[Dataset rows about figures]
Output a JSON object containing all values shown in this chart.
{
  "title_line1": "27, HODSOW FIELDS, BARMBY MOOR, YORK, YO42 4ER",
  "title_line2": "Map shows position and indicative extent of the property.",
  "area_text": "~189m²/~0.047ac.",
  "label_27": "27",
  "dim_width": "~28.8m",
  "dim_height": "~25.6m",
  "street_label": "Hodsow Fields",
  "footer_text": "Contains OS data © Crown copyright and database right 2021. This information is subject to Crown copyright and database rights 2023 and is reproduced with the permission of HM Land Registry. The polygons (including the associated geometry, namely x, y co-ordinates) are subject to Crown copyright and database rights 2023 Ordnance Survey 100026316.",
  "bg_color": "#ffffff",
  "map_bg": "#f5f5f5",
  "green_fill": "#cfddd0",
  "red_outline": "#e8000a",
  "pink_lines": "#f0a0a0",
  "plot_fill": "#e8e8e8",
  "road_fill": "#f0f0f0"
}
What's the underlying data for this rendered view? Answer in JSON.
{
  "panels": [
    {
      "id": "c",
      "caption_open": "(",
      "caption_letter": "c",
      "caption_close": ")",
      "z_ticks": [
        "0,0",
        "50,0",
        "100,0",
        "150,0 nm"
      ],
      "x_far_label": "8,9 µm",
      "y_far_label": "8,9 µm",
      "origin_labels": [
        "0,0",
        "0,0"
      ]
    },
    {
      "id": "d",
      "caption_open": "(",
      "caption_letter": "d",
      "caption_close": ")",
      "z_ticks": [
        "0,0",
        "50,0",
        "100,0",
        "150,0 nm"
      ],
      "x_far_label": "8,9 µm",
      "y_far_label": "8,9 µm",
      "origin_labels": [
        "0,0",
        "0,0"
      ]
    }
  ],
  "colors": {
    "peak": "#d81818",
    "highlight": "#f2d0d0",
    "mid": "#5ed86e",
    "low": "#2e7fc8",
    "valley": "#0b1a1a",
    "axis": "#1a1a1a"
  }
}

— WRITTEN INSTRUCTION —
The lines to reproduce run from the line containing "What's the underlying" to the end of the listing; write them out exactly and add nothing.

— TASK RESULT —
What's the underlying data for this rendered view? Answer in JSON.
{
  "panels": [
    {
      "id": "c",
      "caption_open": "(",
      "caption_letter": "c",
      "caption_close": ")",
      "z_ticks": [
        "0,0",
        "50,0",
        "100,0",
        "150,0 nm"
      ],
      "x_far_label": "8,9 µm",
      "y_far_label": "8,9 µm",
      "origin_labels": [
        "0,0",
        "0,0"
      ]
    },
    {
      "id": "d",
      "caption_open": "(",
      "caption_letter": "d",
      "caption_close": ")",
      "z_ticks": [
        "0,0",
        "50,0",
        "100,0",
        "150,0 nm"
      ],
      "x_far_label": "8,9 µm",
      "y_far_label": "8,9 µm",
      "origin_labels": [
        "0,0",
        "0,0"
      ]
    }
  ],
  "colors": {
    "peak": "#d81818",
    "highlight": "#f2d0d0",
    "mid": "#5ed86e",
    "low": "#2e7fc8",
    "valley": "#0b1a1a",
    "axis": "#1a1a1a"
  }
}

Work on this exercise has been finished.